EXERCISE GOAL: Look through the entries and report how many lines include the word "model". Give the number alone.

◆ ◆ ◆ ◆

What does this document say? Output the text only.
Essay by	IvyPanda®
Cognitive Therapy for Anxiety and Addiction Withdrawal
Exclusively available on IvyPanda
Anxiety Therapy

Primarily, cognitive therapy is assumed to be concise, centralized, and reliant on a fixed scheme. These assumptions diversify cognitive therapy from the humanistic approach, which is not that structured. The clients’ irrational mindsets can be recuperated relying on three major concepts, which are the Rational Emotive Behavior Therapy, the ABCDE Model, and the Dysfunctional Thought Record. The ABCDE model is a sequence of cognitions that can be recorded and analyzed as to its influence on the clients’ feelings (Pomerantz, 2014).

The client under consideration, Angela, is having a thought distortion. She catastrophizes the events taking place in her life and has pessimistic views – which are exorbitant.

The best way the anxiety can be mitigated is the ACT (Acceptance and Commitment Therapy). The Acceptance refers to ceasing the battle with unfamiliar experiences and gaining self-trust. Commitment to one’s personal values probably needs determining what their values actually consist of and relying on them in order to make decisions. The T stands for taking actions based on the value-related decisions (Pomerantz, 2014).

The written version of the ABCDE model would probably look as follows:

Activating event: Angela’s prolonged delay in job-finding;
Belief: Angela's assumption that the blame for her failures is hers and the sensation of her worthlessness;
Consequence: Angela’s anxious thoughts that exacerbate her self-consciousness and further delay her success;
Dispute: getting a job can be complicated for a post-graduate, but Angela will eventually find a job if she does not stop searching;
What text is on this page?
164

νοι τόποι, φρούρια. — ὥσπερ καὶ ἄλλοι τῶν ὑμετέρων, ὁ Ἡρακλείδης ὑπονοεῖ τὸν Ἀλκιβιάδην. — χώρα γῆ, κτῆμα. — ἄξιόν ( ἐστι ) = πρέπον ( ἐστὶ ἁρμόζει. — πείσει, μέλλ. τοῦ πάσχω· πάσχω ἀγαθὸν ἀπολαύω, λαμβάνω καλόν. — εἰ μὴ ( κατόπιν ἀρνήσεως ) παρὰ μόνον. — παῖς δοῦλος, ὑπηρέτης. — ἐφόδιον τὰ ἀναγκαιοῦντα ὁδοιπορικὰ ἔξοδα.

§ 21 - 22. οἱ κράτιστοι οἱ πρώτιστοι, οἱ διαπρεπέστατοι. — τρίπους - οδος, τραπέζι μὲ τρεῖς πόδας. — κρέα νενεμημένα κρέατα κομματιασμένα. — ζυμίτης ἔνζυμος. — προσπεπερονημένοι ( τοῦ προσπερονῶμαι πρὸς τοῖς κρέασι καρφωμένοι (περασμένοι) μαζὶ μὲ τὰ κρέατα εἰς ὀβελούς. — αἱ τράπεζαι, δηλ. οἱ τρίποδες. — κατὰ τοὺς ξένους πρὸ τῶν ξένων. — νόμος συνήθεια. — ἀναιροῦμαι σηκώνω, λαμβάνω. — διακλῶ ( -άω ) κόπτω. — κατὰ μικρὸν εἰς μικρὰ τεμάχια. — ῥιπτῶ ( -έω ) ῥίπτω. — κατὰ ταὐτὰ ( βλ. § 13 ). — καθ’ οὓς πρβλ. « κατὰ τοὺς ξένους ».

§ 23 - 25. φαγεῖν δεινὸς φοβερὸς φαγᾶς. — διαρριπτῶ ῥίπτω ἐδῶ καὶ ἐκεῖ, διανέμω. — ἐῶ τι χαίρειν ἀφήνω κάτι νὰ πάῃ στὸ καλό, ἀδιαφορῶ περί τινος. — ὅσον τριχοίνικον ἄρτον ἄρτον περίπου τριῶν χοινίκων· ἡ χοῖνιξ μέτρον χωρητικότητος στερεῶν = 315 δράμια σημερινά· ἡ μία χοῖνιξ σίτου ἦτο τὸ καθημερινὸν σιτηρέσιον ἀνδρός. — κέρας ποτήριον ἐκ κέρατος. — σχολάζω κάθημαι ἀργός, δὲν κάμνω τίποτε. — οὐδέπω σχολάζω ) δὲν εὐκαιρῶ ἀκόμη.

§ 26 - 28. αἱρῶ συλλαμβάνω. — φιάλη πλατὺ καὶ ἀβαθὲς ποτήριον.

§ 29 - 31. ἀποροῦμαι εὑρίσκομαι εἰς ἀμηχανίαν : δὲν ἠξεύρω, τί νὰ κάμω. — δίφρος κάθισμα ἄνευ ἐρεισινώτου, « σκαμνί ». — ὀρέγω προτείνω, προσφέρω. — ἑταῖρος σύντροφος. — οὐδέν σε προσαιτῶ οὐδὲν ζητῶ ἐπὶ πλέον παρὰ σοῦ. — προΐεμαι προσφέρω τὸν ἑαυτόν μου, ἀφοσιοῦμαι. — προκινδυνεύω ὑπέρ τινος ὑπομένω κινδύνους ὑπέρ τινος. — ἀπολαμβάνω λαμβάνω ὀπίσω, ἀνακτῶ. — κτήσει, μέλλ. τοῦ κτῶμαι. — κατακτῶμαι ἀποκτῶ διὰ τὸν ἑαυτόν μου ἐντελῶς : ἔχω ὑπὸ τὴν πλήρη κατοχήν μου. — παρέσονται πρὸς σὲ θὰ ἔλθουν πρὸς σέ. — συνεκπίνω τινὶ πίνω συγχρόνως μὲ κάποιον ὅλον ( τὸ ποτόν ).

◆ ◆ ◆ ◆

SOLVED EXERCISE: 2